- Exercise instructions: Find the number of lines in these records where the word "pouze" appears. Reply with that number and nothing more.

================================

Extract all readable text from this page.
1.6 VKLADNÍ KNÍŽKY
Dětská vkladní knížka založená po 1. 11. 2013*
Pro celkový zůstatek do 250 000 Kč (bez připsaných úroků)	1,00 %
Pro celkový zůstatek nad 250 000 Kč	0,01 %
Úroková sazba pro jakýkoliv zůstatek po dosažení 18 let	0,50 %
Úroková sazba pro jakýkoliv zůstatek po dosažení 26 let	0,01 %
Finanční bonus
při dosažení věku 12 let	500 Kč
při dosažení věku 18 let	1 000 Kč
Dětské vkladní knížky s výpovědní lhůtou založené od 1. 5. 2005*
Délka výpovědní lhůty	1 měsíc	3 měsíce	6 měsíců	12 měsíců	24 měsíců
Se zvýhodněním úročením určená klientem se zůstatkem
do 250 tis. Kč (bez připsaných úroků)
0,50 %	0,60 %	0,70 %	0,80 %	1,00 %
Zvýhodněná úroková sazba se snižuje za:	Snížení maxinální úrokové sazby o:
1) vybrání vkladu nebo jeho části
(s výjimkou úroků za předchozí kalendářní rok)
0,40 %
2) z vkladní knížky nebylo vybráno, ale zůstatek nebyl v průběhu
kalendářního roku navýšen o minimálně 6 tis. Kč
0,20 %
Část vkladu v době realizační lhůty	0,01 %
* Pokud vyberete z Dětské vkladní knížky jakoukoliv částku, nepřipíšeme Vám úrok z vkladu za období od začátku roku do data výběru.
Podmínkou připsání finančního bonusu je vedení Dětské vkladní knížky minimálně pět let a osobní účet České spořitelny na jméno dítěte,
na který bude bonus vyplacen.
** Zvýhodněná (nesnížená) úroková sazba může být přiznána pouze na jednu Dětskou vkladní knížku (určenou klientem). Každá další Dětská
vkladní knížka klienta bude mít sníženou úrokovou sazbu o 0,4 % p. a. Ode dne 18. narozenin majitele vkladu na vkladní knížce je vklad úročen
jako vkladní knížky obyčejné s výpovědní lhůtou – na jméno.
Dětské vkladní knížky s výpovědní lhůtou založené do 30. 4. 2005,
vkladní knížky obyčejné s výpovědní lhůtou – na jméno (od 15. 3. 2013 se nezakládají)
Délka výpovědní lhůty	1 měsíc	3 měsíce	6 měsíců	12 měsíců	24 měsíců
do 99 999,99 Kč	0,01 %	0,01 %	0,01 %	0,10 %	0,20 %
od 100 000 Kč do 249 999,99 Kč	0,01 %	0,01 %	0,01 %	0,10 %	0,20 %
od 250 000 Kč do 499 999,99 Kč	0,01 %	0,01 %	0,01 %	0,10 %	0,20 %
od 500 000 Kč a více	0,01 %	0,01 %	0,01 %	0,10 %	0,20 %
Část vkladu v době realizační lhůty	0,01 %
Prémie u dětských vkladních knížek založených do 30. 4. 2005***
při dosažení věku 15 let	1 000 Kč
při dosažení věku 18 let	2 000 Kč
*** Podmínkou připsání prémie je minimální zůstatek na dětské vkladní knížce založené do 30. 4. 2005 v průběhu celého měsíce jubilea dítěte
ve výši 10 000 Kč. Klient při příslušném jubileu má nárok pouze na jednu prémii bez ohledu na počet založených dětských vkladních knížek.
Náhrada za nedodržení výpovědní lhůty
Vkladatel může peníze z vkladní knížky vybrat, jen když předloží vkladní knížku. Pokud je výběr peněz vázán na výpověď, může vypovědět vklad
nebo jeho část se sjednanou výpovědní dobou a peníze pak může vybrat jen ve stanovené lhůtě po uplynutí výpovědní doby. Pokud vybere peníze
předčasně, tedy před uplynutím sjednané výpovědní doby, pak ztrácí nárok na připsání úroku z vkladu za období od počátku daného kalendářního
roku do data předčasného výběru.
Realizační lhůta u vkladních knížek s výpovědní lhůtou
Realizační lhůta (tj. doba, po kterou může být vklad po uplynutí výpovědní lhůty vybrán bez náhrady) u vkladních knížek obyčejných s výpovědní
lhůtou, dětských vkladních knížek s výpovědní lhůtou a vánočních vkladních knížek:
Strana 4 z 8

================================

- Result for this exercise: 2